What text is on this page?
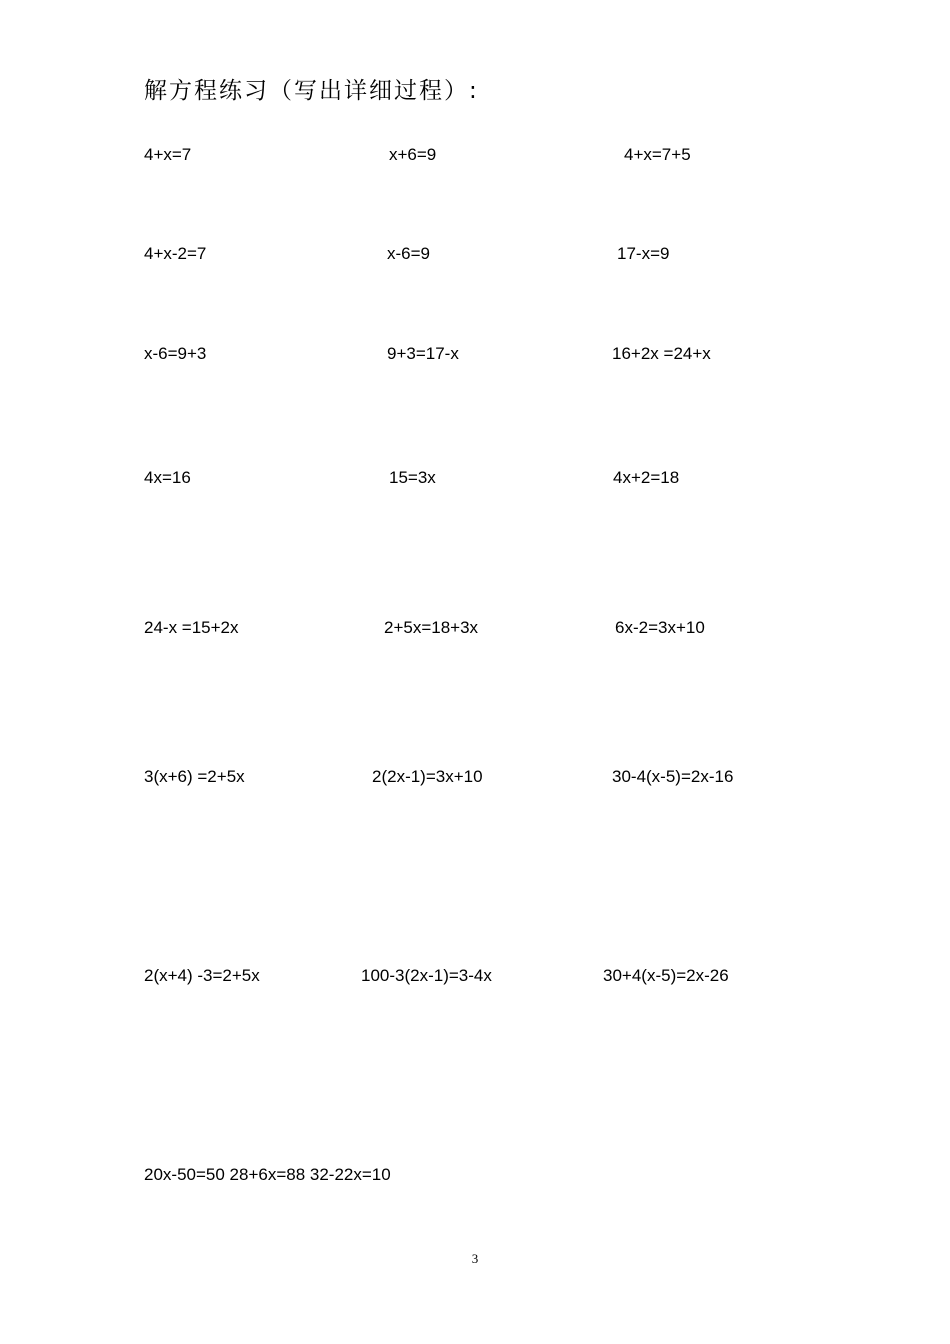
解方程练习（写出详细过程）:
4+x=7	x+6=9	4+x=7+5
4+x-2=7	x-6=9	17-x=9
x-6=9+3	9+3=17-x	16+2x =24+x
4x=16	15=3x	4x+2=18
24-x =15+2x	2+5x=18+3x	6x-2=3x+10
3(x+6) =2+5x	2(2x-1)=3x+10	30-4(x-5)=2x-16
2(x+4) -3=2+5x	100-3(2x-1)=3-4x	30+4(x-5)=2x-26
20x-50=50 28+6x=88 32-22x=10
3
---
-- To be done --
Quote all of the entries word for word, omitting any pictures.

-- The result --
What text is on this page?
解方程练习（写出详细过程）:
4+x=7	x+6=9	4+x=7+5
4+x-2=7	x-6=9	17-x=9
x-6=9+3	9+3=17-x	16+2x =24+x
4x=16	15=3x	4x+2=18
24-x =15+2x	2+5x=18+3x	6x-2=3x+10
3(x+6) =2+5x	2(2x-1)=3x+10	30-4(x-5)=2x-16
2(x+4) -3=2+5x	100-3(2x-1)=3-4x	30+4(x-5)=2x-26
20x-50=50 28+6x=88 32-22x=10
3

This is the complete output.